»»

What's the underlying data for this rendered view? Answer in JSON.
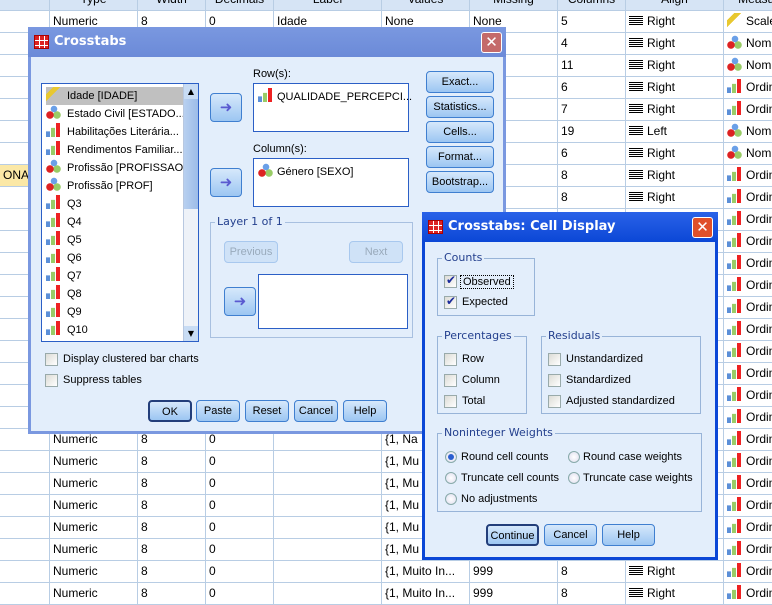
{
  "grid": {
    "headers": [
      "",
      "Type",
      "Width",
      "Decimals",
      "Label",
      "Values",
      "Missing",
      "Columns",
      "Align",
      "Measure"
    ],
    "rows": [
      {
        "name": "",
        "type": "Numeric",
        "width": "8",
        "decimals": "0",
        "label": "Idade",
        "values": "None",
        "missing": "None",
        "columns": "5",
        "align": "Right",
        "measure": "Scale"
      },
      {
        "name": "",
        "type": "",
        "width": "",
        "decimals": "",
        "label": "",
        "values": "",
        "missing": "",
        "columns": "4",
        "align": "Right",
        "measure": "Nominal"
      },
      {
        "name": "",
        "type": "",
        "width": "",
        "decimals": "",
        "label": "",
        "values": "",
        "missing": "",
        "columns": "11",
        "align": "Right",
        "measure": "Nominal"
      },
      {
        "name": "",
        "type": "",
        "width": "",
        "decimals": "",
        "label": "",
        "values": "",
        "missing": "",
        "columns": "6",
        "align": "Right",
        "measure": "Ordinal"
      },
      {
        "name": "",
        "type": "",
        "width": "",
        "decimals": "",
        "label": "",
        "values": "",
        "missing": "",
        "columns": "7",
        "align": "Right",
        "measure": "Ordinal"
      },
      {
        "name": "",
        "type": "",
        "width": "",
        "decimals": "",
        "label": "",
        "values": "",
        "missing": "",
        "columns": "19",
        "align": "Left",
        "measure": "Nominal"
      },
      {
        "name": "",
        "type": "",
        "width": "",
        "decimals": "",
        "label": "",
        "values": "",
        "missing": "",
        "columns": "6",
        "align": "Right",
        "measure": "Nominal"
      },
      {
        "name": "ONA",
        "type": "",
        "width": "",
        "decimals": "",
        "label": "",
        "values": "",
        "missing": "",
        "columns": "8",
        "align": "Right",
        "measure": "Ordinal",
        "selected": true
      },
      {
        "name": "",
        "type": "",
        "width": "",
        "decimals": "",
        "label": "",
        "values": "",
        "missing": "",
        "columns": "8",
        "align": "Right",
        "measure": "Ordinal"
      },
      {
        "measure": "Ordinal"
      },
      {
        "measure": "Ordinal"
      },
      {
        "measure": "Ordinal"
      },
      {
        "measure": "Ordinal"
      },
      {
        "measure": "Ordinal"
      },
      {
        "measure": "Ordinal"
      },
      {
        "measure": "Ordinal"
      },
      {
        "measure": "Ordinal"
      },
      {
        "measure": "Ordinal"
      },
      {
        "measure": "Ordinal"
      },
      {
        "type": "Numeric",
        "width": "8",
        "decimals": "0",
        "label": "",
        "values": "{1, Na",
        "measure": "Ordinal"
      },
      {
        "type": "Numeric",
        "width": "8",
        "decimals": "0",
        "label": "",
        "values": "{1, Mu",
        "measure": "Ordinal"
      },
      {
        "type": "Numeric",
        "width": "8",
        "decimals": "0",
        "label": "",
        "values": "{1, Mu",
        "measure": "Ordinal"
      },
      {
        "type": "Numeric",
        "width": "8",
        "decimals": "0",
        "label": "",
        "values": "{1, Mu",
        "measure": "Ordinal"
      },
      {
        "type": "Numeric",
        "width": "8",
        "decimals": "0",
        "label": "",
        "values": "{1, Mu",
        "measure": "Ordinal"
      },
      {
        "type": "Numeric",
        "width": "8",
        "decimals": "0",
        "label": "",
        "values": "{1, Mu",
        "measure": "Ordinal"
      },
      {
        "type": "Numeric",
        "width": "8",
        "decimals": "0",
        "label": "",
        "values": "{1, Muito In...",
        "missing": "999",
        "columns": "8",
        "align": "Right",
        "measure": "Ordinal"
      },
      {
        "type": "Numeric",
        "width": "8",
        "decimals": "0",
        "label": "",
        "values": "{1, Muito In...",
        "missing": "999",
        "columns": "8",
        "align": "Right",
        "measure": "Ordinal"
      }
    ]
  },
  "crosstabs": {
    "title": "Crosstabs",
    "close": "✕",
    "variables": [
      {
        "label": "Idade [IDADE]",
        "icon": "scale",
        "selected": true
      },
      {
        "label": "Estado Civil [ESTADO...",
        "icon": "nominal"
      },
      {
        "label": "Habilitações Literária...",
        "icon": "ordinal"
      },
      {
        "label": "Rendimentos Familiar...",
        "icon": "ordinal"
      },
      {
        "label": "Profissão [PROFISSAO]",
        "icon": "nominal-string"
      },
      {
        "label": "Profissão [PROF]",
        "icon": "nominal"
      },
      {
        "label": "Q3",
        "icon": "ordinal"
      },
      {
        "label": "Q4",
        "icon": "ordinal"
      },
      {
        "label": "Q5",
        "icon": "ordinal"
      },
      {
        "label": "Q6",
        "icon": "ordinal"
      },
      {
        "label": "Q7",
        "icon": "ordinal"
      },
      {
        "label": "Q8",
        "icon": "ordinal"
      },
      {
        "label": "Q9",
        "icon": "ordinal"
      },
      {
        "label": "Q10",
        "icon": "ordinal"
      }
    ],
    "rows_label": "Row(s):",
    "rows_value": "QUALIDADE_PERCEPCI...",
    "columns_label": "Column(s):",
    "columns_value": "Género [SEXO]",
    "layer_label": "Layer 1 of 1",
    "previous": "Previous",
    "next": "Next",
    "side_buttons": [
      "Exact...",
      "Statistics...",
      "Cells...",
      "Format...",
      "Bootstrap..."
    ],
    "clustered_bar": "Display clustered bar charts",
    "suppress_tables": "Suppress tables",
    "buttons": {
      "ok": "OK",
      "paste": "Paste",
      "reset": "Reset",
      "cancel": "Cancel",
      "help": "Help"
    }
  },
  "cell_display": {
    "title": "Crosstabs: Cell Display",
    "close": "✕",
    "counts_label": "Counts",
    "observed": "Observed",
    "expected": "Expected",
    "percentages_label": "Percentages",
    "row": "Row",
    "column": "Column",
    "total": "Total",
    "residuals_label": "Residuals",
    "unstandardized": "Unstandardized",
    "standardized": "Standardized",
    "adjusted": "Adjusted standardized",
    "weights_label": "Noninteger Weights",
    "round_cell": "Round cell counts",
    "round_case": "Round case weights",
    "truncate_cell": "Truncate cell counts",
    "truncate_case": "Truncate case weights",
    "no_adjust": "No adjustments",
    "selected_weight": "Round cell counts",
    "continue": "Continue",
    "cancel": "Cancel",
    "help": "Help"
  }
}
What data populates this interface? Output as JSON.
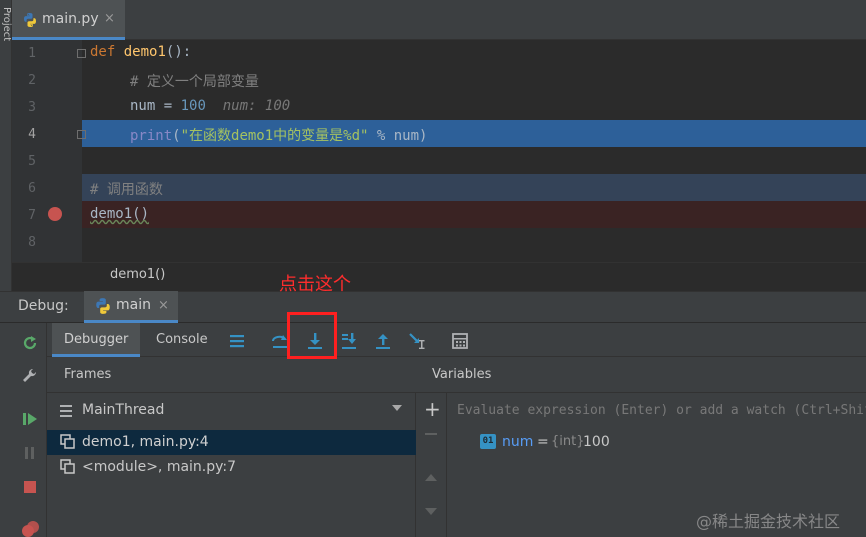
{
  "project_strip": {
    "label": "Project"
  },
  "file_tab": {
    "label": "main.py",
    "close": "×"
  },
  "editor": {
    "line_numbers": [
      "1",
      "2",
      "3",
      "4",
      "5",
      "6",
      "7",
      "8"
    ],
    "line1": {
      "kw": "def",
      "name": "demo1",
      "rest": "():"
    },
    "line2": {
      "comment": "# 定义一个局部变量"
    },
    "line3": {
      "var": "num",
      "op": " = ",
      "value": "100",
      "hint": "num: 100"
    },
    "line4": {
      "func": "print",
      "open": "(",
      "string": "\"在函数demo1中的变量是%d\"",
      "rest": " % num)"
    },
    "line6": {
      "comment": "# 调用函数"
    },
    "line7": {
      "call": "demo1()"
    }
  },
  "breadcrumb": {
    "text": "demo1()"
  },
  "annotation": {
    "text": "点击这个"
  },
  "debug": {
    "label": "Debug:",
    "session_tab": "main",
    "session_close": "×",
    "tabs": {
      "debugger": "Debugger",
      "console": "Console"
    },
    "frames": {
      "header": "Frames",
      "thread": "MainThread",
      "items": [
        {
          "label": "demo1, main.py:4"
        },
        {
          "label": "<module>, main.py:7"
        }
      ]
    },
    "variables": {
      "header": "Variables",
      "eval_placeholder": "Evaluate expression (Enter) or add a watch (Ctrl+Shift+Enter)",
      "items": [
        {
          "badge": "01",
          "name": "num",
          "eq": "=",
          "type": "{int}",
          "value": "100"
        }
      ]
    }
  },
  "watermark": {
    "text": "@稀土掘金技术社区"
  },
  "colors": {
    "accent": "#4a88c7",
    "current_line": "#2d6099",
    "breakpoint": "#c75450",
    "annotation": "#ff2d2d"
  }
}
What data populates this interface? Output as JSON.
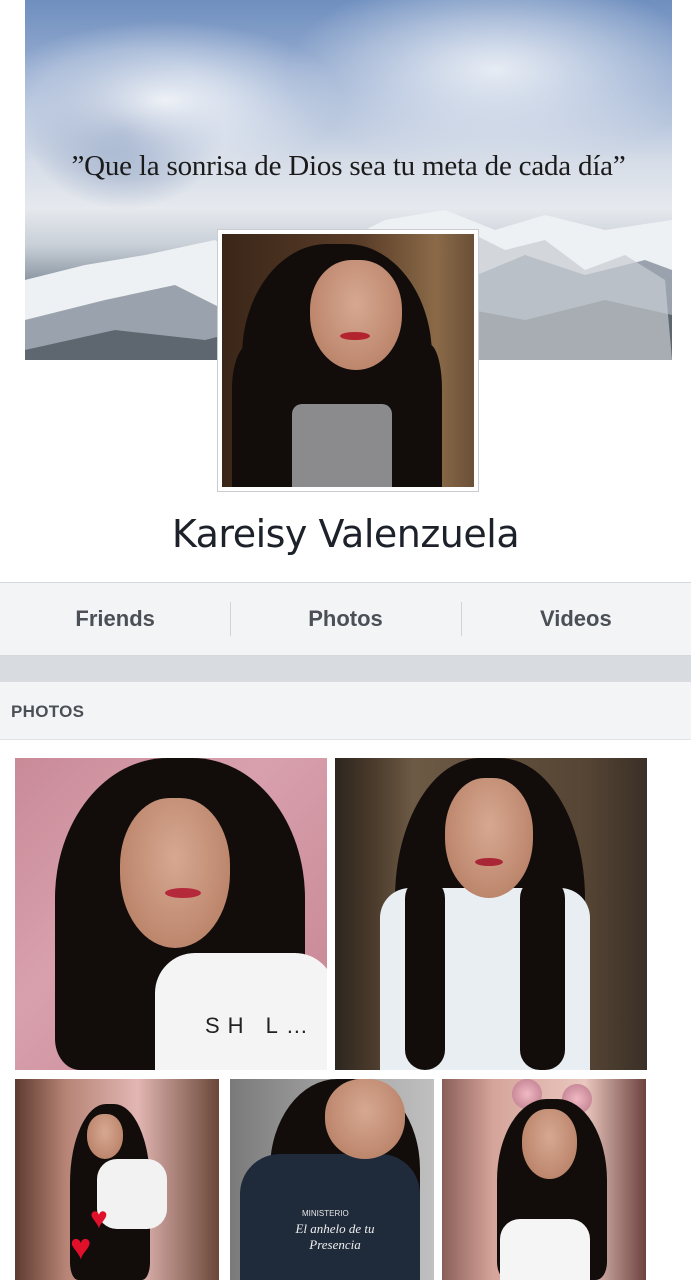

««

THE EXERCISE -
Determine the number of lines in the listing that contain the string "title". Write that number and nothing else.

EXPECTED ANSWER -
2